Exercise instructions
From the entries below, extract every line that includes the word "closure".

───── Material for this exercise ─────

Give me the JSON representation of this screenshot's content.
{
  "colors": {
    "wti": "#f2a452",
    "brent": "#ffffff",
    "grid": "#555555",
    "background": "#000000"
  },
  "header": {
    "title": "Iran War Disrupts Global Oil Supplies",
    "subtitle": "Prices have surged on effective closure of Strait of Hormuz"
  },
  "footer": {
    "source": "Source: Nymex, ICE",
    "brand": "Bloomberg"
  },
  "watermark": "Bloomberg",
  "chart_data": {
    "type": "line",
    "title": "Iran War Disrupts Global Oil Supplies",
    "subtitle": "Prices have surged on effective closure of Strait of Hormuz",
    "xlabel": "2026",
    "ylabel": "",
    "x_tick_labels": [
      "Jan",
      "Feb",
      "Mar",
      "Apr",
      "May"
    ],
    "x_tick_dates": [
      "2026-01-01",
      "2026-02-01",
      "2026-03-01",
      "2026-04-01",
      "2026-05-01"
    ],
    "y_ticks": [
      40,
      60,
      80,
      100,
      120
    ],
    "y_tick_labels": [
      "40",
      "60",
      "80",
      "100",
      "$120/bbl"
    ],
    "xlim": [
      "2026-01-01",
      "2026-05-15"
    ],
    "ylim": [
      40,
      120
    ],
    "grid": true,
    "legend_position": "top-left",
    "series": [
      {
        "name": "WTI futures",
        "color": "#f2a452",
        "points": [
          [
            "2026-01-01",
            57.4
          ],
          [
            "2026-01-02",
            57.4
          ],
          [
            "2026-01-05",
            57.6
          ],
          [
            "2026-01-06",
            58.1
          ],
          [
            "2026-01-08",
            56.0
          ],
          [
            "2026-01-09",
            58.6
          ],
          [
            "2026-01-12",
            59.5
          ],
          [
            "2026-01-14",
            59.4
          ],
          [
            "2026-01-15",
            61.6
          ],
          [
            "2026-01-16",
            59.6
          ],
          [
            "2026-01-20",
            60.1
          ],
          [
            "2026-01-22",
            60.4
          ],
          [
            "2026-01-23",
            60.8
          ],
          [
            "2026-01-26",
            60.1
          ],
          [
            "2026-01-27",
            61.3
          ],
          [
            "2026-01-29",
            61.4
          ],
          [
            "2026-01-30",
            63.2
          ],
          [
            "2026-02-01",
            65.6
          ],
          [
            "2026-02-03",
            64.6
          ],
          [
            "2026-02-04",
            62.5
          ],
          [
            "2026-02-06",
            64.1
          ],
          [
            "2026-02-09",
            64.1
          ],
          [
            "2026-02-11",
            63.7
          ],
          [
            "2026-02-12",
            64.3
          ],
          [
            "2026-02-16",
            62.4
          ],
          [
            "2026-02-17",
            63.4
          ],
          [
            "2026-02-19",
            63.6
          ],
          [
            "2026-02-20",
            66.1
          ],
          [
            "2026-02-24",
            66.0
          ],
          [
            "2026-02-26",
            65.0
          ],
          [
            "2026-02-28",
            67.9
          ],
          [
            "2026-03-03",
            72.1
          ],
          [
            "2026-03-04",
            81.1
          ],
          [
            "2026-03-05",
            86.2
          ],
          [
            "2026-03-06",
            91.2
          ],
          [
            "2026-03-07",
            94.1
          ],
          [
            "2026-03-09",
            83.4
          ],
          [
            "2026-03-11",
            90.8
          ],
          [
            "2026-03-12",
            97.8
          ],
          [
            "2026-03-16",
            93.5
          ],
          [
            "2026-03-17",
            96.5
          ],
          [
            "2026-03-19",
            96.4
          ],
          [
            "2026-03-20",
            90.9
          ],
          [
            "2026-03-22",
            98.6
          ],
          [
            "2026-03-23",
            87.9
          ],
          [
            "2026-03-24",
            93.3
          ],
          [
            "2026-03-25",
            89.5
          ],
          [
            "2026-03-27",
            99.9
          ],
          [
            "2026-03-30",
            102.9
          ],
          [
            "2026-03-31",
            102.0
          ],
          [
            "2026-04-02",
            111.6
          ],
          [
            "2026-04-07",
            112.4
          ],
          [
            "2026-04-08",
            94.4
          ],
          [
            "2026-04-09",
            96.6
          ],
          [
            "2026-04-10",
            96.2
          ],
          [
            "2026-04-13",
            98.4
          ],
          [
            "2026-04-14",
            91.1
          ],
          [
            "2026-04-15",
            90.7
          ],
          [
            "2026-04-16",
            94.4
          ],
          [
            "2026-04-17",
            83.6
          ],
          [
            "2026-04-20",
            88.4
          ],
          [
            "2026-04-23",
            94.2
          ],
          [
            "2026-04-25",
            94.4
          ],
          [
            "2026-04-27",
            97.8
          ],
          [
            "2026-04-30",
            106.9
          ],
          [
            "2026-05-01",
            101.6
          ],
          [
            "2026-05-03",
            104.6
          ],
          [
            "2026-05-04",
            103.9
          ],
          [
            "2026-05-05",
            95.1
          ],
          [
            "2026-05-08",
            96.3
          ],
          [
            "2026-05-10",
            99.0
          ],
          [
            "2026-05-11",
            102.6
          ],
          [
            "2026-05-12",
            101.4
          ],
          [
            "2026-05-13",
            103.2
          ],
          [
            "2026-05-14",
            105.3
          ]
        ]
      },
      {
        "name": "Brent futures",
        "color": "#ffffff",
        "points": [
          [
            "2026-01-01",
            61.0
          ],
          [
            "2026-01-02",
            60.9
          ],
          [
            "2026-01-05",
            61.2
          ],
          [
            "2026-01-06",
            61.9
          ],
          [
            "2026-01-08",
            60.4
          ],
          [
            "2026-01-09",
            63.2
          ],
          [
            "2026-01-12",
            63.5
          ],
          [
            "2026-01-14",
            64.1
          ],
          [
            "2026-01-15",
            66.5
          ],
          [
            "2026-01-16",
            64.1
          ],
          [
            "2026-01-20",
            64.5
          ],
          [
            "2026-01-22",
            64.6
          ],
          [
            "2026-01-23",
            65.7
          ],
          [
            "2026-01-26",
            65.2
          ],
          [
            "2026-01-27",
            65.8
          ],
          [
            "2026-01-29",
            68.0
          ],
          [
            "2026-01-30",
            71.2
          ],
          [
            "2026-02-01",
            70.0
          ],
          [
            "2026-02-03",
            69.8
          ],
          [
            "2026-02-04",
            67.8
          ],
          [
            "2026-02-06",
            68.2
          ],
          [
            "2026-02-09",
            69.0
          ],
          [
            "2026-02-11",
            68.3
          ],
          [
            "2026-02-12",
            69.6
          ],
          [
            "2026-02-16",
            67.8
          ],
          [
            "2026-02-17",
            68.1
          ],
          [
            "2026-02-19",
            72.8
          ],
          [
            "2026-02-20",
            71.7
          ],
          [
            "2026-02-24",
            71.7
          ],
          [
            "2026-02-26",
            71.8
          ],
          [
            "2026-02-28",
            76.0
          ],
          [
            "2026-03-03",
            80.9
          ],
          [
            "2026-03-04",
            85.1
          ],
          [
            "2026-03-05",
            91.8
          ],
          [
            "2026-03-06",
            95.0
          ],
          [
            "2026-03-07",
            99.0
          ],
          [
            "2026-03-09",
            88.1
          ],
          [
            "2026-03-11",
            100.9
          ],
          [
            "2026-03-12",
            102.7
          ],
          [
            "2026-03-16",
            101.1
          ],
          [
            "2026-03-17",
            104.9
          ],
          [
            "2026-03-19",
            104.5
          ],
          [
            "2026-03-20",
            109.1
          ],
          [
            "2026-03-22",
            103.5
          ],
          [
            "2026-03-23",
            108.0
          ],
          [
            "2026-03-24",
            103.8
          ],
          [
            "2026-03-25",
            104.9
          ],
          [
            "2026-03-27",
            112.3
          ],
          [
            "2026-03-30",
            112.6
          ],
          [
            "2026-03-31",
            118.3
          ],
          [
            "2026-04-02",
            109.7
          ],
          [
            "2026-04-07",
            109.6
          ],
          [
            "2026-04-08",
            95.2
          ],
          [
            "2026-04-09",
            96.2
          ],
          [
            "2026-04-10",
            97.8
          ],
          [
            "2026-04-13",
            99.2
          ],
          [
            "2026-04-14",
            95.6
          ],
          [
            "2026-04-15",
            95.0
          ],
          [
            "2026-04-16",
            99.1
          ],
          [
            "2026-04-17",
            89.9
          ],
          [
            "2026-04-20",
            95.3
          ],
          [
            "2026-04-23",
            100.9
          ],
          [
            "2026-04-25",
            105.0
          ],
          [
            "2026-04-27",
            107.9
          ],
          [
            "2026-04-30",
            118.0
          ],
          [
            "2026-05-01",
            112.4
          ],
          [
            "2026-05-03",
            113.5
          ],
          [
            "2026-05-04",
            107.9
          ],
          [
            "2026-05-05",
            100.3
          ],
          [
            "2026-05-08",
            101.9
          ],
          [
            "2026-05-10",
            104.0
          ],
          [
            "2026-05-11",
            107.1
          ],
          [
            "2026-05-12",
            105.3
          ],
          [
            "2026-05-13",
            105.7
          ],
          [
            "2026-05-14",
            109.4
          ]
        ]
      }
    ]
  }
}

─────

The completed task
    "subtitle": "Prices have surged on effective closure of Strait of Hormuz"
    "subtitle": "Prices have surged on effective closure of Strait of Hormuz",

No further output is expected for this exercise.